» WHAT THE TASK REQUIRES
Write down each entry again, exactly as it reads.

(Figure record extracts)
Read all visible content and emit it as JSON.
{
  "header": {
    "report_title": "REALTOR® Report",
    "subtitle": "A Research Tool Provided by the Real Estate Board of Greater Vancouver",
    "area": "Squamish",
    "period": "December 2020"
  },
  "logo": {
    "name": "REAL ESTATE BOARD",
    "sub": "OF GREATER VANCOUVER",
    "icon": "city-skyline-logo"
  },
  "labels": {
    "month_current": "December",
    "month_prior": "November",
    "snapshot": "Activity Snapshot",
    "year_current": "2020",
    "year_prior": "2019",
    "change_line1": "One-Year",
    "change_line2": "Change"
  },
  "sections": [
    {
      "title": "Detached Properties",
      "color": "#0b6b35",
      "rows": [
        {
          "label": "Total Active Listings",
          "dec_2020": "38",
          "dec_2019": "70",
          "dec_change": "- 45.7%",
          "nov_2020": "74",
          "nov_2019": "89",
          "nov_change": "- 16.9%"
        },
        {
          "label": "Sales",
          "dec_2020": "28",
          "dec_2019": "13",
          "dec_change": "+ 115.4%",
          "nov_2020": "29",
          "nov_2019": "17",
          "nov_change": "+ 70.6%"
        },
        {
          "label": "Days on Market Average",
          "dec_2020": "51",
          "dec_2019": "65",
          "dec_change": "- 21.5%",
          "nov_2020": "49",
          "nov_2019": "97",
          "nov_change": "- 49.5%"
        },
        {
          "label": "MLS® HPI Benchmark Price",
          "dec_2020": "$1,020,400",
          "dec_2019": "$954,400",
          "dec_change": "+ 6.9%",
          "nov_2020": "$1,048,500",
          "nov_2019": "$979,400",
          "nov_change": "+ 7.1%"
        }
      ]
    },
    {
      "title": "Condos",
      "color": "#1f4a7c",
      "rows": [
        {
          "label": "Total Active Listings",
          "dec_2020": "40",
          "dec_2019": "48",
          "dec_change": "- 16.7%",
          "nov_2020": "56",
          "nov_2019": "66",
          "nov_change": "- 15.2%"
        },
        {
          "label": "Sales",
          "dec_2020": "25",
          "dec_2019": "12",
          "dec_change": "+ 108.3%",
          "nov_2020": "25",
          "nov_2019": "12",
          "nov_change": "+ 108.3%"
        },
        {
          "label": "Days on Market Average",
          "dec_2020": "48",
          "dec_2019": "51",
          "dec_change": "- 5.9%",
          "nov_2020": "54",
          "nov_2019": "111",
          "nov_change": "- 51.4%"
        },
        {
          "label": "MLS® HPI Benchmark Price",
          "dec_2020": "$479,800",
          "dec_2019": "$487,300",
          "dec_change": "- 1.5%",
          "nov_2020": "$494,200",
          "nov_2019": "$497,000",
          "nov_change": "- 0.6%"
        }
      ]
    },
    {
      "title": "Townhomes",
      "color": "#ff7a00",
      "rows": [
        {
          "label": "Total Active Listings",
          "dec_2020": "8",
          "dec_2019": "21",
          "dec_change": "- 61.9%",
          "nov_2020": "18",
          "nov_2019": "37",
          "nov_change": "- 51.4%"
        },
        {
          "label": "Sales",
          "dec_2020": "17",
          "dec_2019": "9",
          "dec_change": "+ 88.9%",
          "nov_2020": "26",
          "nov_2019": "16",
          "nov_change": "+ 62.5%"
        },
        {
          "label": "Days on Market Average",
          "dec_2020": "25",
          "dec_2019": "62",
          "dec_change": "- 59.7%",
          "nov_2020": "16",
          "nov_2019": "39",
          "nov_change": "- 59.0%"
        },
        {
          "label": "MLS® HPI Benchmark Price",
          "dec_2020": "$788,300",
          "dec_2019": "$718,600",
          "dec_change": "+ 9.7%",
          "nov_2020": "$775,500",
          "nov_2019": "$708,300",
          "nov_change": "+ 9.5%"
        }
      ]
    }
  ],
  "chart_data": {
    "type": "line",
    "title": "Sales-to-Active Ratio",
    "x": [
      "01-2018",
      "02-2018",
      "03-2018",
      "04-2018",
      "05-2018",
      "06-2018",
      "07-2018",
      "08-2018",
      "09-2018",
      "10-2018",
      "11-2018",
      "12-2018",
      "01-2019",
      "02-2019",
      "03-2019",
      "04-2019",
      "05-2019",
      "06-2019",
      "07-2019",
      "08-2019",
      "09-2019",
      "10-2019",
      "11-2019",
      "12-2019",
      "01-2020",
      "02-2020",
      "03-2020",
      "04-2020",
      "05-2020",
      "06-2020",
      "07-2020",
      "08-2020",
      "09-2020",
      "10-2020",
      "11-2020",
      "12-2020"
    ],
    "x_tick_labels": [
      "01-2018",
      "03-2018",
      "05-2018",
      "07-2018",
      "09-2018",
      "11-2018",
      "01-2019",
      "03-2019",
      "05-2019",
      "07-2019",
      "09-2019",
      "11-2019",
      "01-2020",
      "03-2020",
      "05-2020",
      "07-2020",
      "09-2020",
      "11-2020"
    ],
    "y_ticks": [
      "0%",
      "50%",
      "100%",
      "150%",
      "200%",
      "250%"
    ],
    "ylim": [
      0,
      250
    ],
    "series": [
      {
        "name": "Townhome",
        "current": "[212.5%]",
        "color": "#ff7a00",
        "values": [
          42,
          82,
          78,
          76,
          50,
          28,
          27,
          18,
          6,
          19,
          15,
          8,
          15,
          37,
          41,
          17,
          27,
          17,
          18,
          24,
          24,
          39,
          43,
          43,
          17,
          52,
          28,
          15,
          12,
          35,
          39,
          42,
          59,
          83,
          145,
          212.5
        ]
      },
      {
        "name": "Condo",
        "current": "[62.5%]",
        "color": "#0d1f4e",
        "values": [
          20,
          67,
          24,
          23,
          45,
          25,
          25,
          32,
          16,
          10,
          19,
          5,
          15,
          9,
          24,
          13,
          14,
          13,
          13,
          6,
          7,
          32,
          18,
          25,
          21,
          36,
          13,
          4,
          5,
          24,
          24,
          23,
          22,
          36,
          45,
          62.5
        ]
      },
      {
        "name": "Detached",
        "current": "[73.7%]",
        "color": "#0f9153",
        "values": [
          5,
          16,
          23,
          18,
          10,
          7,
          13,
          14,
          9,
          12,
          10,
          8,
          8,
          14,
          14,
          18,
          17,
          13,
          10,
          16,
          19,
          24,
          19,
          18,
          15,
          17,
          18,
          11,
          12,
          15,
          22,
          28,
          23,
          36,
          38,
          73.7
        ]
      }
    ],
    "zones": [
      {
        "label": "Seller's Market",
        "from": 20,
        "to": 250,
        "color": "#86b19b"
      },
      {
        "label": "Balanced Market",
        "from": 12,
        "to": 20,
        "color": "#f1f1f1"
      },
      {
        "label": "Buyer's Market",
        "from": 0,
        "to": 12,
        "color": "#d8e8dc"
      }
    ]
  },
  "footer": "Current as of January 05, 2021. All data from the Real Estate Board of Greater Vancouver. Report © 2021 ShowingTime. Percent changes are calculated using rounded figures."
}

» FINISHED TASK
Read all visible content and emit it as JSON.
{
  "header": {
    "report_title": "REALTOR® Report",
    "subtitle": "A Research Tool Provided by the Real Estate Board of Greater Vancouver",
    "area": "Squamish",
    "period": "December 2020"
  },
  "logo": {
    "name": "REAL ESTATE BOARD",
    "sub": "OF GREATER VANCOUVER",
    "icon": "city-skyline-logo"
  },
  "labels": {
    "month_current": "December",
    "month_prior": "November",
    "snapshot": "Activity Snapshot",
    "year_current": "2020",
    "year_prior": "2019",
    "change_line1": "One-Year",
    "change_line2": "Change"
  },
  "sections": [
    {
      "title": "Detached Properties",
      "color": "#0b6b35",
      "rows": [
        {
          "label": "Total Active Listings",
          "dec_2020": "38",
          "dec_2019": "70",
          "dec_change": "- 45.7%",
          "nov_2020": "74",
          "nov_2019": "89",
          "nov_change": "- 16.9%"
        },
        {
          "label": "Sales",
          "dec_2020": "28",
          "dec_2019": "13",
          "dec_change": "+ 115.4%",
          "nov_2020": "29",
          "nov_2019": "17",
          "nov_change": "+ 70.6%"
        },
        {
          "label": "Days on Market Average",
          "dec_2020": "51",
          "dec_2019": "65",
          "dec_change": "- 21.5%",
          "nov_2020": "49",
          "nov_2019": "97",
          "nov_change": "- 49.5%"
        },
        {
          "label": "MLS® HPI Benchmark Price",
          "dec_2020": "$1,020,400",
          "dec_2019": "$954,400",
          "dec_change": "+ 6.9%",
          "nov_2020": "$1,048,500",
          "nov_2019": "$979,400",
          "nov_change": "+ 7.1%"
        }
      ]
    },
    {
      "title": "Condos",
      "color": "#1f4a7c",
      "rows": [
        {
          "label": "Total Active Listings",
          "dec_2020": "40",
          "dec_2019": "48",
          "dec_change": "- 16.7%",
          "nov_2020": "56",
          "nov_2019": "66",
          "nov_change": "- 15.2%"
        },
        {
          "label": "Sales",
          "dec_2020": "25",
          "dec_2019": "12",
          "dec_change": "+ 108.3%",
          "nov_2020": "25",
          "nov_2019": "12",
          "nov_change": "+ 108.3%"
        },
        {
          "label": "Days on Market Average",
          "dec_2020": "48",
          "dec_2019": "51",
          "dec_change": "- 5.9%",
          "nov_2020": "54",
          "nov_2019": "111",
          "nov_change": "- 51.4%"
        },
        {
          "label": "MLS® HPI Benchmark Price",
          "dec_2020": "$479,800",
          "dec_2019": "$487,300",
          "dec_change": "- 1.5%",
          "nov_2020": "$494,200",
          "nov_2019": "$497,000",
          "nov_change": "- 0.6%"
        }
      ]
    },
    {
      "title": "Townhomes",
      "color": "#ff7a00",
      "rows": [
        {
          "label": "Total Active Listings",
          "dec_2020": "8",
          "dec_2019": "21",
          "dec_change": "- 61.9%",
          "nov_2020": "18",
          "nov_2019": "37",
          "nov_change": "- 51.4%"
        },
        {
          "label": "Sales",
          "dec_2020": "17",
          "dec_2019": "9",
          "dec_change": "+ 88.9%",
          "nov_2020": "26",
          "nov_2019": "16",
          "nov_change": "+ 62.5%"
        },
        {
          "label": "Days on Market Average",
          "dec_2020": "25",
          "dec_2019": "62",
          "dec_change": "- 59.7%",
          "nov_2020": "16",
          "nov_2019": "39",
          "nov_change": "- 59.0%"
        },
        {
          "label": "MLS® HPI Benchmark Price",
          "dec_2020": "$788,300",
          "dec_2019": "$718,600",
          "dec_change": "+ 9.7%",
          "nov_2020": "$775,500",
          "nov_2019": "$708,300",
          "nov_change": "+ 9.5%"
        }
      ]
    }
  ],
  "chart_data": {
    "type": "line",
    "title": "Sales-to-Active Ratio",
    "x": [
      "01-2018",
      "02-2018",
      "03-2018",
      "04-2018",
      "05-2018",
      "06-2018",
      "07-2018",
      "08-2018",
      "09-2018",
      "10-2018",
      "11-2018",
      "12-2018",
      "01-2019",
      "02-2019",
      "03-2019",
      "04-2019",
      "05-2019",
      "06-2019",
      "07-2019",
      "08-2019",
      "09-2019",
      "10-2019",
      "11-2019",
      "12-2019",
      "01-2020",
      "02-2020",
      "03-2020",
      "04-2020",
      "05-2020",
      "06-2020",
      "07-2020",
      "08-2020",
      "09-2020",
      "10-2020",
      "11-2020",
      "12-2020"
    ],
    "x_tick_labels": [
      "01-2018",
      "03-2018",
      "05-2018",
      "07-2018",
      "09-2018",
      "11-2018",
      "01-2019",
      "03-2019",
      "05-2019",
      "07-2019",
      "09-2019",
      "11-2019",
      "01-2020",
      "03-2020",
      "05-2020",
      "07-2020",
      "09-2020",
      "11-2020"
    ],
    "y_ticks": [
      "0%",
      "50%",
      "100%",
      "150%",
      "200%",
      "250%"
    ],
    "ylim": [
      0,
      250
    ],
    "series": [
      {
        "name": "Townhome",
        "current": "[212.5%]",
        "color": "#ff7a00",
        "values": [
          42,
          82,
          78,
          76,
          50,
          28,
          27,
          18,
          6,
          19,
          15,
          8,
          15,
          37,
          41,
          17,
          27,
          17,
          18,
          24,
          24,
          39,
          43,
          43,
          17,
          52,
          28,
          15,
          12,
          35,
          39,
          42,
          59,
          83,
          145,
          212.5
        ]
      },
      {
        "name": "Condo",
        "current": "[62.5%]",
        "color": "#0d1f4e",
        "values": [
          20,
          67,
          24,
          23,
          45,
          25,
          25,
          32,
          16,
          10,
          19,
          5,
          15,
          9,
          24,
          13,
          14,
          13,
          13,
          6,
          7,
          32,
          18,
          25,
          21,
          36,
          13,
          4,
          5,
          24,
          24,
          23,
          22,
          36,
          45,
          62.5
        ]
      },
      {
        "name": "Detached",
        "current": "[73.7%]",
        "color": "#0f9153",
        "values": [
          5,
          16,
          23,
          18,
          10,
          7,
          13,
          14,
          9,
          12,
          10,
          8,
          8,
          14,
          14,
          18,
          17,
          13,
          10,
          16,
          19,
          24,
          19,
          18,
          15,
          17,
          18,
          11,
          12,
          15,
          22,
          28,
          23,
          36,
          38,
          73.7
        ]
      }
    ],
    "zones": [
      {
        "label": "Seller's Market",
        "from": 20,
        "to": 250,
        "color": "#86b19b"
      },
      {
        "label": "Balanced Market",
        "from": 12,
        "to": 20,
        "color": "#f1f1f1"
      },
      {
        "label": "Buyer's Market",
        "from": 0,
        "to": 12,
        "color": "#d8e8dc"
      }
    ]
  },
  "footer": "Current as of January 05, 2021. All data from the Real Estate Board of Greater Vancouver. Report © 2021 ShowingTime. Percent changes are calculated using rounded figures."
}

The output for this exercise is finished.